**Task input**
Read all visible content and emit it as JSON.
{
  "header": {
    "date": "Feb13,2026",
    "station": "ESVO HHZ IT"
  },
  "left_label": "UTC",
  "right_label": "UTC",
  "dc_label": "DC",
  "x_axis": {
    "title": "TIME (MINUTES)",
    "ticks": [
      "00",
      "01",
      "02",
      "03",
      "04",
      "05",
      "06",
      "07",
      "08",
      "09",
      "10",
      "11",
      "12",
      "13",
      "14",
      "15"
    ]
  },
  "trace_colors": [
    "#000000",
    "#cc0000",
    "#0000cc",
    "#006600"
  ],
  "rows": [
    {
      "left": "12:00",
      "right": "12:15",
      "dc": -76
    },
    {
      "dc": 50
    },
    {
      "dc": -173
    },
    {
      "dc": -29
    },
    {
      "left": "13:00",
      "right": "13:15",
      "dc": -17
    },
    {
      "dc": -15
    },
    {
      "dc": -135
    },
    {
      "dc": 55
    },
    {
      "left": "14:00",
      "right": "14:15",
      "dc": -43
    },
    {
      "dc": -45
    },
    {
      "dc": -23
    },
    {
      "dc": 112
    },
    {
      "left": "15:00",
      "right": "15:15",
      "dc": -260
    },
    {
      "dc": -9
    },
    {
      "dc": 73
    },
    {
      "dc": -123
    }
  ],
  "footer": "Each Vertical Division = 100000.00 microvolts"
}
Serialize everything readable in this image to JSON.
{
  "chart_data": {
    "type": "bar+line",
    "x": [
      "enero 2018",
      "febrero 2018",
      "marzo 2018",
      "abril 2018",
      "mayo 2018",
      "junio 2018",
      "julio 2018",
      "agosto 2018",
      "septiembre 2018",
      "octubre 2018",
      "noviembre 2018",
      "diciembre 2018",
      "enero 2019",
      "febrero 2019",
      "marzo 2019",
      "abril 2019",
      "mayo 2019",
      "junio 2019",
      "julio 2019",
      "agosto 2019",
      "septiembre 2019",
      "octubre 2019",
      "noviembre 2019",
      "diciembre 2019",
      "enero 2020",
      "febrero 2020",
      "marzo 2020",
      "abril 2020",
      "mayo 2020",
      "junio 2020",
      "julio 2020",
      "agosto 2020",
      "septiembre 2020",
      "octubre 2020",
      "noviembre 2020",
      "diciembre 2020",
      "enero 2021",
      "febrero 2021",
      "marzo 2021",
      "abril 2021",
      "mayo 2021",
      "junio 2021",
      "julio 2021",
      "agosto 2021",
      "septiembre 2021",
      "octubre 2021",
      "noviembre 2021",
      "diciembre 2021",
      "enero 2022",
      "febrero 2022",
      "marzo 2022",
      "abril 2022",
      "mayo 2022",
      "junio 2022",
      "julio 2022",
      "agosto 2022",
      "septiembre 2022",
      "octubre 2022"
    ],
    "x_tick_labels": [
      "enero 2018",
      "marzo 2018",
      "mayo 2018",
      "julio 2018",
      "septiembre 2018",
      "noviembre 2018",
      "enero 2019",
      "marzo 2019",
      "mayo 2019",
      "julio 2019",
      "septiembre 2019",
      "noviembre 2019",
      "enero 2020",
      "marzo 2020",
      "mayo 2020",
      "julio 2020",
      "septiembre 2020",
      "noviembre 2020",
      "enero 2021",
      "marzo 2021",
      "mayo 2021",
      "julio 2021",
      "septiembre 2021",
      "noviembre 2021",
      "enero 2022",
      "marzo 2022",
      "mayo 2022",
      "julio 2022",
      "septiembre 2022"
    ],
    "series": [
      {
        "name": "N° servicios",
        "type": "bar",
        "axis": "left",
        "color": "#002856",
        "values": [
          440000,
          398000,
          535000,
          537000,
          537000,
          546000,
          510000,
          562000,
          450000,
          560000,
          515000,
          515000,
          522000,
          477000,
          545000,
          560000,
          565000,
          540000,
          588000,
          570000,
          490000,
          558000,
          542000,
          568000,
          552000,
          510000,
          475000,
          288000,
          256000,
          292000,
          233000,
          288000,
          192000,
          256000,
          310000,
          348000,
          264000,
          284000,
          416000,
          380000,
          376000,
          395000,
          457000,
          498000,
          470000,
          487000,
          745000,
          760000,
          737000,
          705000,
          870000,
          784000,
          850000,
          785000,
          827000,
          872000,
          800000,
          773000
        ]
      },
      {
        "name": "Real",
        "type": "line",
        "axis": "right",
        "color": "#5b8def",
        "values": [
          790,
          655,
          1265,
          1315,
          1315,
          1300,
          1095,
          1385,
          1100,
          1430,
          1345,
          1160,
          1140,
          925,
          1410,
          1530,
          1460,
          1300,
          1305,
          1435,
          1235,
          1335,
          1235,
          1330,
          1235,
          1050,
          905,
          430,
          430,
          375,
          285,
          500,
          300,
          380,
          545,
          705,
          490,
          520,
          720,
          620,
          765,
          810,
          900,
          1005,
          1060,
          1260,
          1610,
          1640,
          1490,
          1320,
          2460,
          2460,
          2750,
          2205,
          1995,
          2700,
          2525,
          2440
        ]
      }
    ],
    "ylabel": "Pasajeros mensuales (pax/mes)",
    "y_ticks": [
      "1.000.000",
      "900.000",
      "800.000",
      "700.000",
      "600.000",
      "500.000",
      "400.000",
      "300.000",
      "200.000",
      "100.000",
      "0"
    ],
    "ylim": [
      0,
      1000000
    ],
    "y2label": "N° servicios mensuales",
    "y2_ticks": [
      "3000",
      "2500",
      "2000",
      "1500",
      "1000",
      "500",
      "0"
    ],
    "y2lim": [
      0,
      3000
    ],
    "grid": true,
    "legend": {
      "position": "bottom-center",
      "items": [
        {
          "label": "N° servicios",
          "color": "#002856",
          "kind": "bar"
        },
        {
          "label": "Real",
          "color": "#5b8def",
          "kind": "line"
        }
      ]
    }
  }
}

**Given task**
Retype every entry word for word.

**Written answer**
Read all visible content and emit it as JSON.
{
  "header": {
    "date": "Feb13,2026",
    "station": "ESVO HHZ IT"
  },
  "left_label": "UTC",
  "right_label": "UTC",
  "dc_label": "DC",
  "x_axis": {
    "title": "TIME (MINUTES)",
    "ticks": [
      "00",
      "01",
      "02",
      "03",
      "04",
      "05",
      "06",
      "07",
      "08",
      "09",
      "10",
      "11",
      "12",
      "13",
      "14",
      "15"
    ]
  },
  "trace_colors": [
    "#000000",
    "#cc0000",
    "#0000cc",
    "#006600"
  ],
  "rows": [
    {
      "left": "12:00",
      "right": "12:15",
      "dc": -76
    },
    {
      "dc": 50
    },
    {
      "dc": -173
    },
    {
      "dc": -29
    },
    {
      "left": "13:00",
      "right": "13:15",
      "dc": -17
    },
    {
      "dc": -15
    },
    {
      "dc": -135
    },
    {
      "dc": 55
    },
    {
      "left": "14:00",
      "right": "14:15",
      "dc": -43
    },
    {
      "dc": -45
    },
    {
      "dc": -23
    },
    {
      "dc": 112
    },
    {
      "left": "15:00",
      "right": "15:15",
      "dc": -260
    },
    {
      "dc": -9
    },
    {
      "dc": 73
    },
    {
      "dc": -123
    }
  ],
  "footer": "Each Vertical Division = 100000.00 microvolts"
}
Serialize everything readable in this image to JSON.
{
  "chart_data": {
    "type": "bar+line",
    "x": [
      "enero 2018",
      "febrero 2018",
      "marzo 2018",
      "abril 2018",
      "mayo 2018",
      "junio 2018",
      "julio 2018",
      "agosto 2018",
      "septiembre 2018",
      "octubre 2018",
      "noviembre 2018",
      "diciembre 2018",
      "enero 2019",
      "febrero 2019",
      "marzo 2019",
      "abril 2019",
      "mayo 2019",
      "junio 2019",
      "julio 2019",
      "agosto 2019",
      "septiembre 2019",
      "octubre 2019",
      "noviembre 2019",
      "diciembre 2019",
      "enero 2020",
      "febrero 2020",
      "marzo 2020",
      "abril 2020",
      "mayo 2020",
      "junio 2020",
      "julio 2020",
      "agosto 2020",
      "septiembre 2020",
      "octubre 2020",
      "noviembre 2020",
      "diciembre 2020",
      "enero 2021",
      "febrero 2021",
      "marzo 2021",
      "abril 2021",
      "mayo 2021",
      "junio 2021",
      "julio 2021",
      "agosto 2021",
      "septiembre 2021",
      "octubre 2021",
      "noviembre 2021",
      "diciembre 2021",
      "enero 2022",
      "febrero 2022",
      "marzo 2022",
      "abril 2022",
      "mayo 2022",
      "junio 2022",
      "julio 2022",
      "agosto 2022",
      "septiembre 2022",
      "octubre 2022"
    ],
    "x_tick_labels": [
      "enero 2018",
      "marzo 2018",
      "mayo 2018",
      "julio 2018",
      "septiembre 2018",
      "noviembre 2018",
      "enero 2019",
      "marzo 2019",
      "mayo 2019",
      "julio 2019",
      "septiembre 2019",
      "noviembre 2019",
      "enero 2020",
      "marzo 2020",
      "mayo 2020",
      "julio 2020",
      "septiembre 2020",
      "noviembre 2020",
      "enero 2021",
      "marzo 2021",
      "mayo 2021",
      "julio 2021",
      "septiembre 2021",
      "noviembre 2021",
      "enero 2022",
      "marzo 2022",
      "mayo 2022",
      "julio 2022",
      "septiembre 2022"
    ],
    "series": [
      {
        "name": "N° servicios",
        "type": "bar",
        "axis": "left",
        "color": "#002856",
        "values": [
          440000,
          398000,
          535000,
          537000,
          537000,
          546000,
          510000,
          562000,
          450000,
          560000,
          515000,
          515000,
          522000,
          477000,
          545000,
          560000,
          565000,
          540000,
          588000,
          570000,
          490000,
          558000,
          542000,
          568000,
          552000,
          510000,
          475000,
          288000,
          256000,
          292000,
          233000,
          288000,
          192000,
          256000,
          310000,
          348000,
          264000,
          284000,
          416000,
          380000,
          376000,
          395000,
          457000,
          498000,
          470000,
          487000,
          745000,
          760000,
          737000,
          705000,
          870000,
          784000,
          850000,
          785000,
          827000,
          872000,
          800000,
          773000
        ]
      },
      {
        "name": "Real",
        "type": "line",
        "axis": "right",
        "color": "#5b8def",
        "values": [
          790,
          655,
          1265,
          1315,
          1315,
          1300,
          1095,
          1385,
          1100,
          1430,
          1345,
          1160,
          1140,
          925,
          1410,
          1530,
          1460,
          1300,
          1305,
          1435,
          1235,
          1335,
          1235,
          1330,
          1235,
          1050,
          905,
          430,
          430,
          375,
          285,
          500,
          300,
          380,
          545,
          705,
          490,
          520,
          720,
          620,
          765,
          810,
          900,
          1005,
          1060,
          1260,
          1610,
          1640,
          1490,
          1320,
          2460,
          2460,
          2750,
          2205,
          1995,
          2700,
          2525,
          2440
        ]
      }
    ],
    "ylabel": "Pasajeros mensuales (pax/mes)",
    "y_ticks": [
      "1.000.000",
      "900.000",
      "800.000",
      "700.000",
      "600.000",
      "500.000",
      "400.000",
      "300.000",
      "200.000",
      "100.000",
      "0"
    ],
    "ylim": [
      0,
      1000000
    ],
    "y2label": "N° servicios mensuales",
    "y2_ticks": [
      "3000",
      "2500",
      "2000",
      "1500",
      "1000",
      "500",
      "0"
    ],
    "y2lim": [
      0,
      3000
    ],
    "grid": true,
    "legend": {
      "position": "bottom-center",
      "items": [
        {
          "label": "N° servicios",
          "color": "#002856",
          "kind": "bar"
        },
        {
          "label": "Real",
          "color": "#5b8def",
          "kind": "line"
        }
      ]
    }
  }
}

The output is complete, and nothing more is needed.